§ Exercise prompt: In the listing below, locate the lines that hold "你在一个新的设备上登录了" and copy them.

§ Entries provided:

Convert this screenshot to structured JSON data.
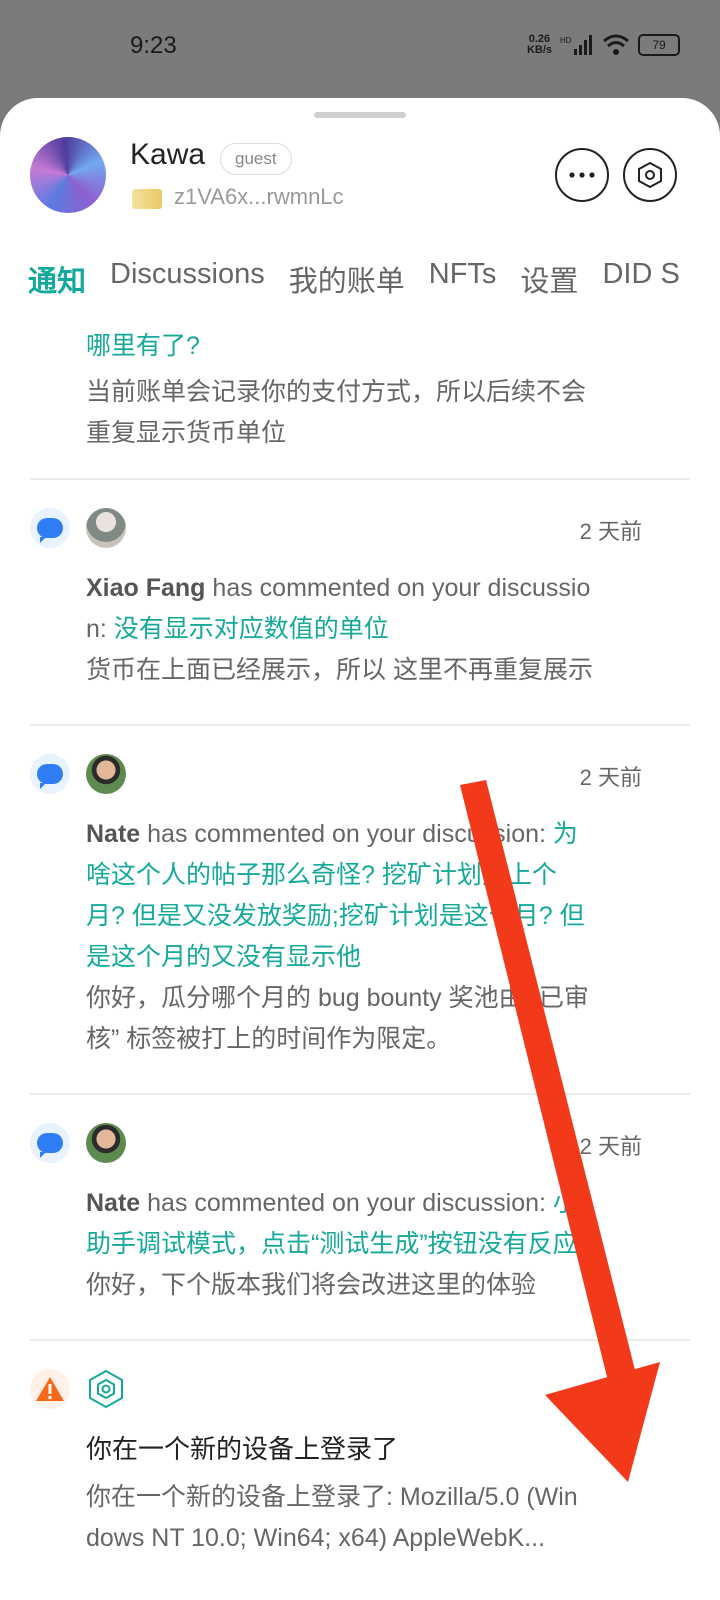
{
  "status_bar": {
    "time": "9:23",
    "net_speed": "0.26",
    "net_unit": "KB/s",
    "battery": "79"
  },
  "profile": {
    "name": "Kawa",
    "role": "guest",
    "wallet": "z1VA6x...rwmnLc"
  },
  "tabs": [
    "通知",
    "Discussions",
    "我的账单",
    "NFTs",
    "设置",
    "DID S"
  ],
  "notifications": [
    {
      "title_tail": "哪里有了?",
      "body": [
        "当前账单会记录你的支付方式，所以后续不会",
        "重复显示货币单位"
      ]
    },
    {
      "time": "2 天前",
      "author": "Xiao Fang",
      "action": " has commented on your discussio",
      "action2": "n: ",
      "link": "没有显示对应数值的单位",
      "body": "货币在上面已经展示，所以 这里不再重复展示"
    },
    {
      "time": "2 天前",
      "author": "Nate",
      "action": " has commented on your discussion: ",
      "link1": "为",
      "link2": "啥这个人的帖子那么奇怪? 挖矿计划是上个",
      "link3": "月? 但是又没发放奖励;挖矿计划是这个月? 但",
      "link4": "是这个月的又没有显示他",
      "body1": "你好，瓜分哪个月的 bug bounty 奖池由 “已审",
      "body2": "核” 标签被打上的时间作为限定。"
    },
    {
      "time": "2 天前",
      "author": "Nate",
      "action": " has commented on your discussion: ",
      "link1": "小",
      "link2": "助手调试模式，点击“测试生成”按钮没有反应",
      "body": "你好，下个版本我们将会改进这里的体验"
    },
    {
      "title": "你在一个新的设备上登录了",
      "body1": "你在一个新的设备上登录了: Mozilla/5.0 (Win",
      "body2": "dows NT 10.0; Win64; x64) AppleWebK..."
    }
  ],
  "colors": {
    "accent": "#14a99a",
    "link_blue": "#2f7ef5",
    "warning": "#f56a1a",
    "annotation_arrow": "#f23a1b"
  }
}
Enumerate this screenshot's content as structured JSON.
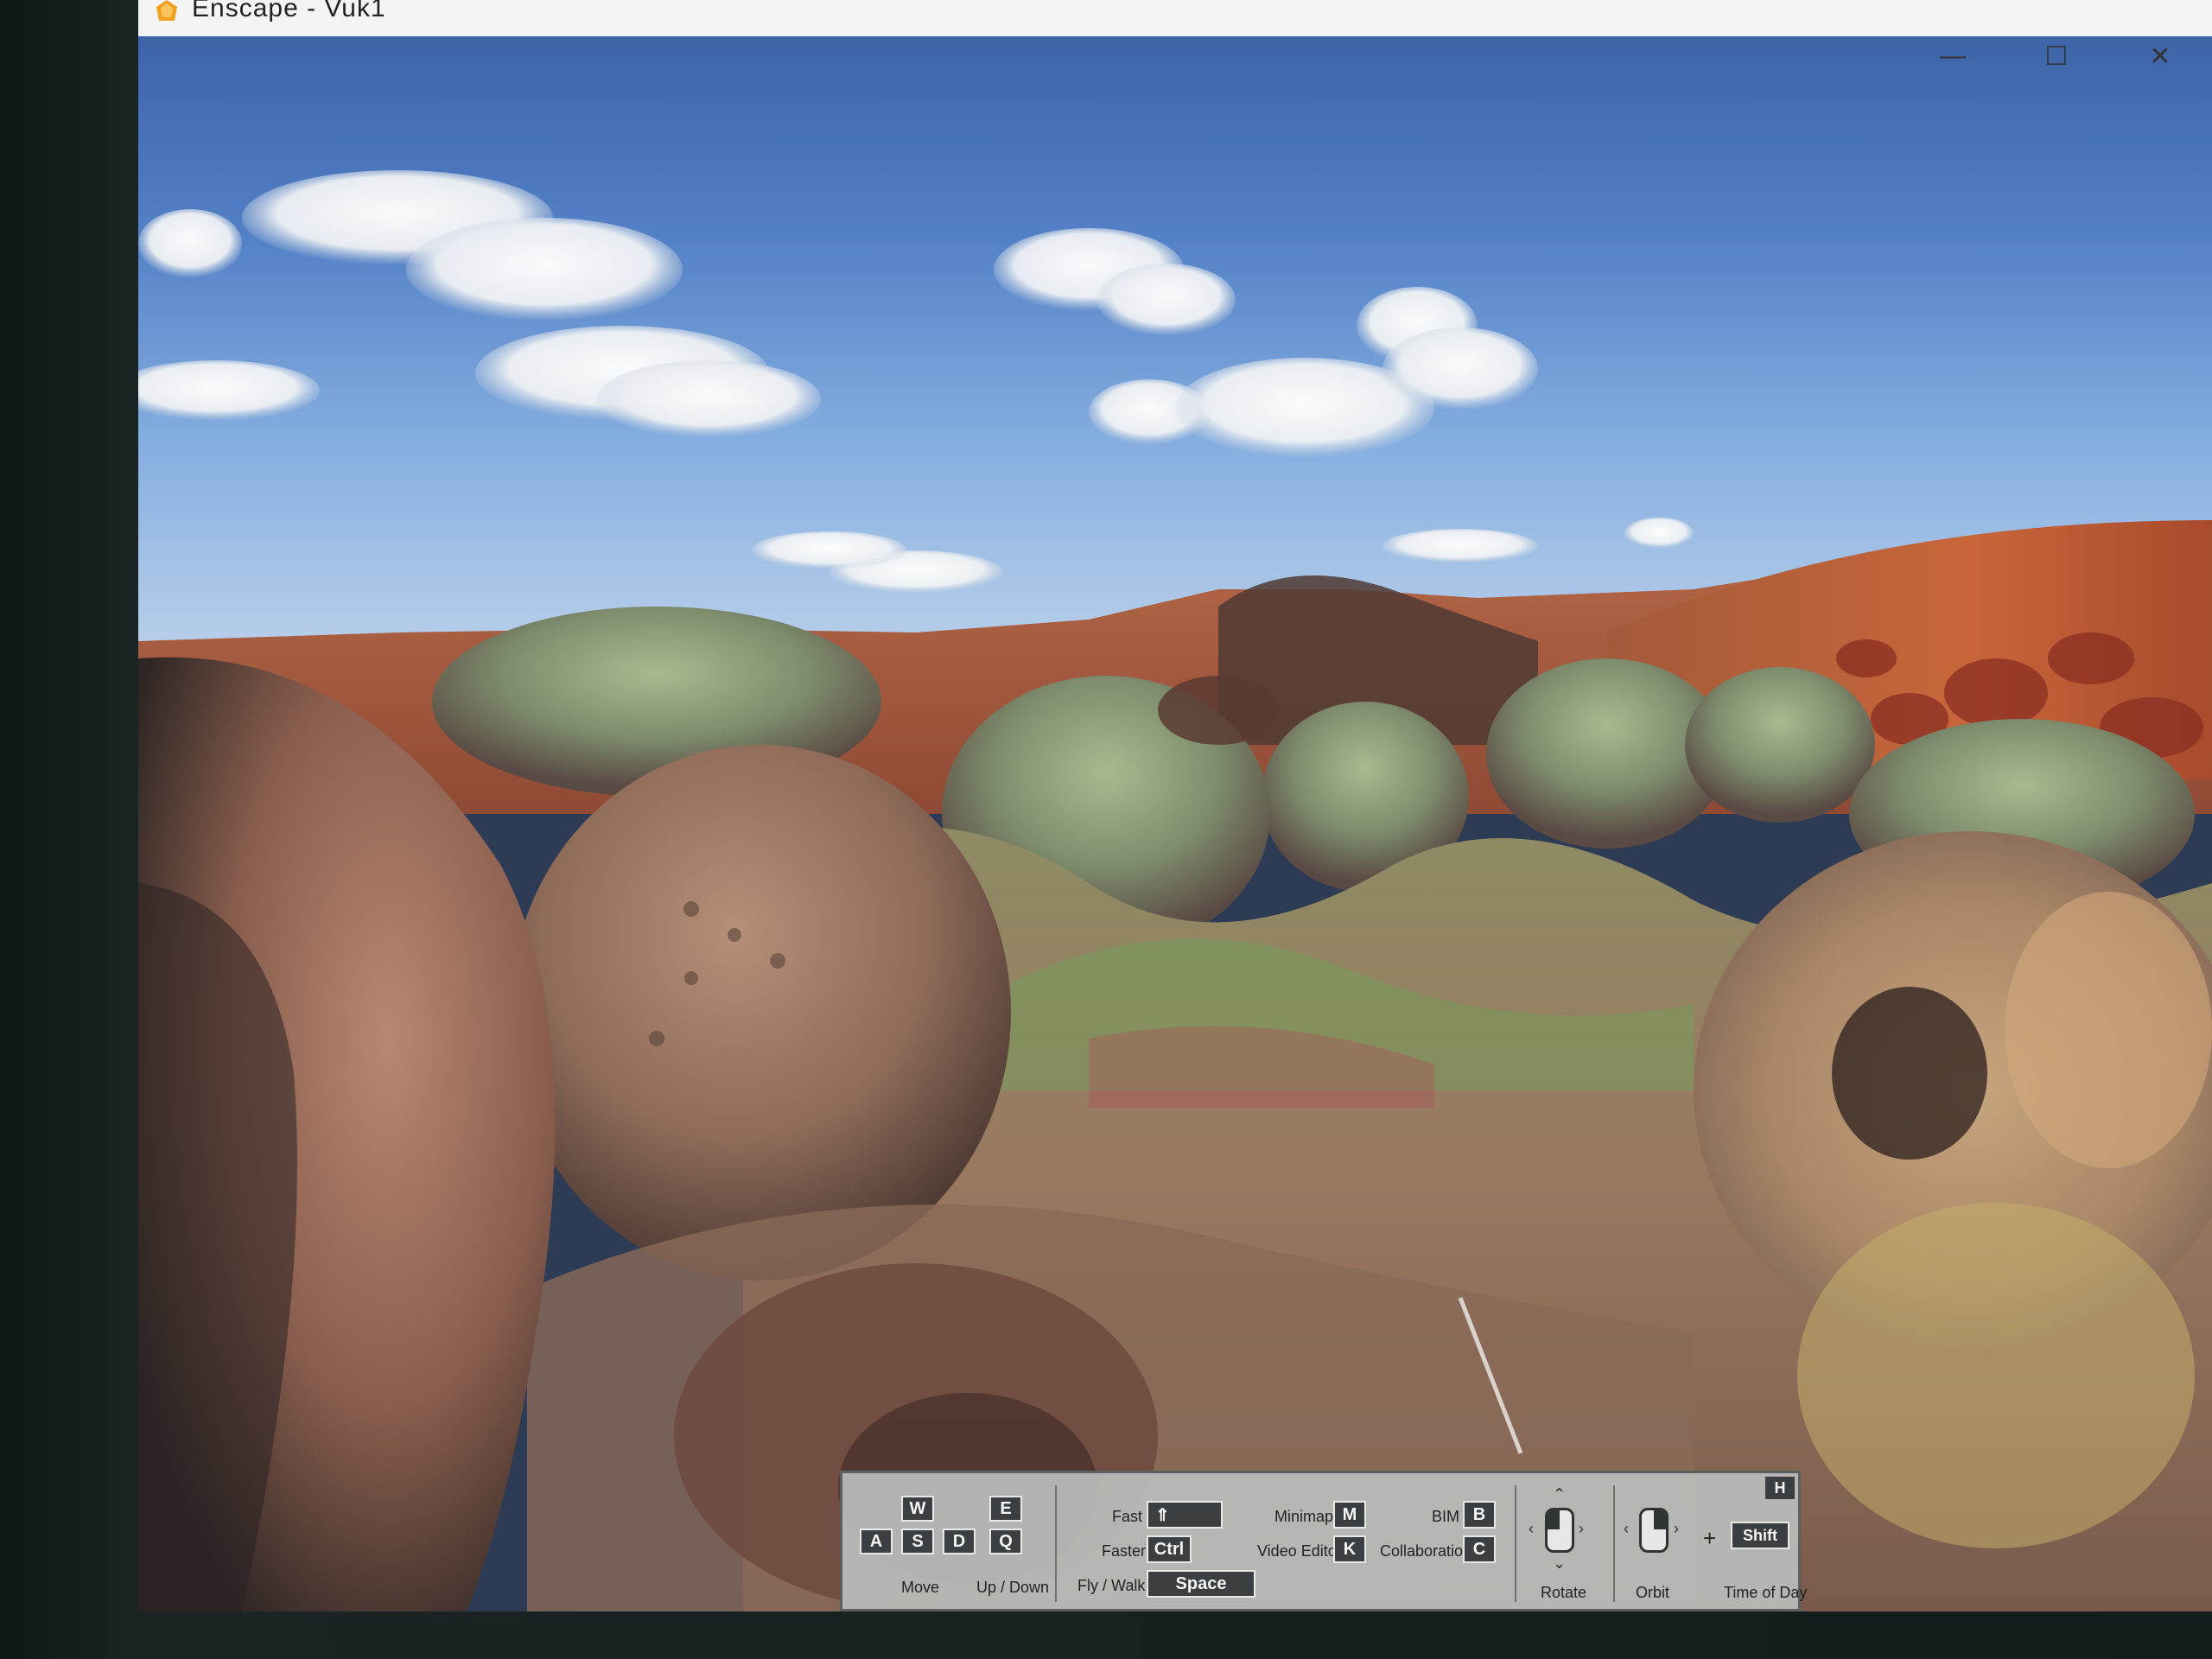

§ Finished exercise:
      "title": "你在一个新的设备上登录了",
      "body1": "你在一个新的设备上登录了: Mozilla/5.0 (Win",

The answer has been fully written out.